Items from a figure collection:
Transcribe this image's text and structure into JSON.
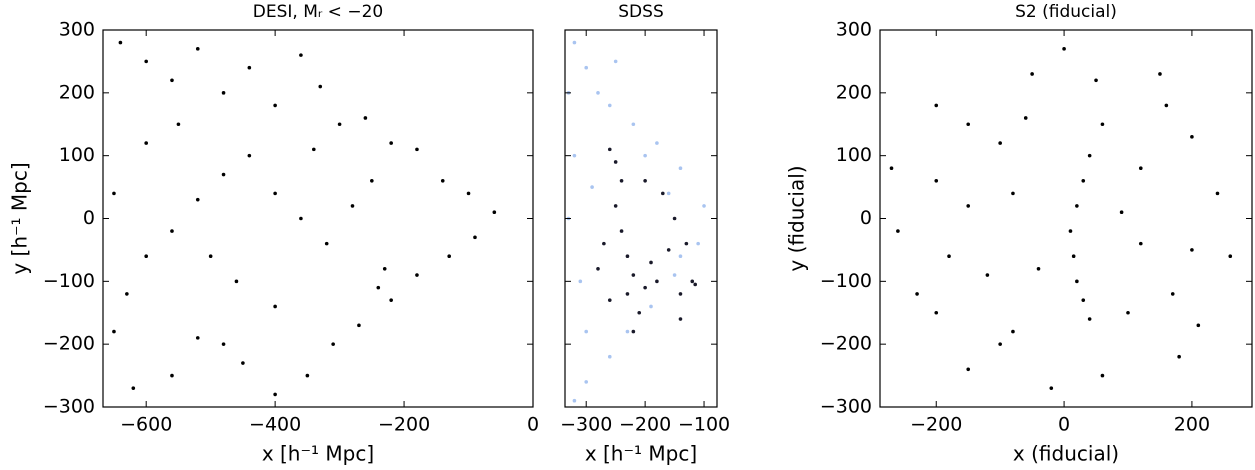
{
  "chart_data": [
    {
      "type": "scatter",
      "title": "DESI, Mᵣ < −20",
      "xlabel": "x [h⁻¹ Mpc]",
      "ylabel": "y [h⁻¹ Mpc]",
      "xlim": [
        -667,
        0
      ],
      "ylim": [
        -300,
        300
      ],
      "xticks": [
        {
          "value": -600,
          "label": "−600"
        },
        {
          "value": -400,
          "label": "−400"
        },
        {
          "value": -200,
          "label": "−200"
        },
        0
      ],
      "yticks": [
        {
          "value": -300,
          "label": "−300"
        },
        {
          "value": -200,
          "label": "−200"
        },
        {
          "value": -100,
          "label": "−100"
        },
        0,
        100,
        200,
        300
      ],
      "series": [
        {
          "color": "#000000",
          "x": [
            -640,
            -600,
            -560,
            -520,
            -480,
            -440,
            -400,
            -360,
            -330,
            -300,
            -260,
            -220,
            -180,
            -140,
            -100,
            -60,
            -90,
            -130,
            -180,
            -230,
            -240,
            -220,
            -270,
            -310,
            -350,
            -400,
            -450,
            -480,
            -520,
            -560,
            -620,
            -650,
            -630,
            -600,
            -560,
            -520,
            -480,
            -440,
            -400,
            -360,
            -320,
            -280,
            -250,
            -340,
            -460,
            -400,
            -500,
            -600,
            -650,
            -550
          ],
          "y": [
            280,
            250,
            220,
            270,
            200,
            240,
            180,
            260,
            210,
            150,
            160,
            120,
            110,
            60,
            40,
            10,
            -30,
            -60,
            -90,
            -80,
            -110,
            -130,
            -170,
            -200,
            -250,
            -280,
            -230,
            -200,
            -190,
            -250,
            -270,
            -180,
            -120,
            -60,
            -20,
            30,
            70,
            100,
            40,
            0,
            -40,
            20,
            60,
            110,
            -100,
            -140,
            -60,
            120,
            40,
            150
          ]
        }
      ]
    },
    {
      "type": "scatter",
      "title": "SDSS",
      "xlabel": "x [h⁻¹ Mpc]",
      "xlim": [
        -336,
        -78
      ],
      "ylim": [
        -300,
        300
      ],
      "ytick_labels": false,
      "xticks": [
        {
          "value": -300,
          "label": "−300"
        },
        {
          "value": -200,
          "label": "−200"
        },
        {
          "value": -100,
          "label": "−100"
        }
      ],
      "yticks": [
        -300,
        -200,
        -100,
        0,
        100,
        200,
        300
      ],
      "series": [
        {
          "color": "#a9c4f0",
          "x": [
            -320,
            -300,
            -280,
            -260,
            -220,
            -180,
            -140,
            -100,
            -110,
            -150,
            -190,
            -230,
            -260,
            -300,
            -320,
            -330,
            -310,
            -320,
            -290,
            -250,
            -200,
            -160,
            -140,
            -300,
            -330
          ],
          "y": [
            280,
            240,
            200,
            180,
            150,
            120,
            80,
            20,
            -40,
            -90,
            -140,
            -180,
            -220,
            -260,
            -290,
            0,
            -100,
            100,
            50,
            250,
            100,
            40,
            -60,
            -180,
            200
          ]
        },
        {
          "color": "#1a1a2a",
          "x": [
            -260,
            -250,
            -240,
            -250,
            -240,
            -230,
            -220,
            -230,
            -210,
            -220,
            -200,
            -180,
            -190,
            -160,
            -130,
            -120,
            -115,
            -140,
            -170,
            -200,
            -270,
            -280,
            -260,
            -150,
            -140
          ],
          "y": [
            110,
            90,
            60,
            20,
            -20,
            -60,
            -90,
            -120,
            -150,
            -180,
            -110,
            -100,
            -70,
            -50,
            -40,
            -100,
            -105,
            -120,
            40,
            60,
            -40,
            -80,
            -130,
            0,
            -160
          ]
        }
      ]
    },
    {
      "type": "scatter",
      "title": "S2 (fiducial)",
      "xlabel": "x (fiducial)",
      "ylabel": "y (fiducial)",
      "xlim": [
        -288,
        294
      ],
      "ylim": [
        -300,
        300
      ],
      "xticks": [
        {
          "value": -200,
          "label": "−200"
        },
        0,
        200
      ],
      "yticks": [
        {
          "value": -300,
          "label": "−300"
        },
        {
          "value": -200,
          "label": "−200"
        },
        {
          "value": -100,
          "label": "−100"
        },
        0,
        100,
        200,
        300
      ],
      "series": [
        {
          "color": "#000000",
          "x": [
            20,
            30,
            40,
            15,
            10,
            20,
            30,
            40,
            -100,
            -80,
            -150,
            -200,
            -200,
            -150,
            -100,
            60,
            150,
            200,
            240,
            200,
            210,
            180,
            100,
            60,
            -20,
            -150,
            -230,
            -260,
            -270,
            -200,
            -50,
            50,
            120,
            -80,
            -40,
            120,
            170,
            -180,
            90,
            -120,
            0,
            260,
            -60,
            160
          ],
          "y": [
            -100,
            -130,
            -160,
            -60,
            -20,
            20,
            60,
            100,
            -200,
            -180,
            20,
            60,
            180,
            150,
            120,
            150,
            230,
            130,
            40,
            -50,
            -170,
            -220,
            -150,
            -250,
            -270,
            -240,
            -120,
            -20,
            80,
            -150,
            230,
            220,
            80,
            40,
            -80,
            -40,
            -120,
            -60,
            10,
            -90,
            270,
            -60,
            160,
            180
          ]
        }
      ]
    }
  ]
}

» What is being asked:
Isolate the lines that hold the word "color" and copy all of them.

» Solution for this exercise:
          "color": "#000000",
          "color": "#a9c4f0",
          "color": "#1a1a2a",
          "color": "#000000",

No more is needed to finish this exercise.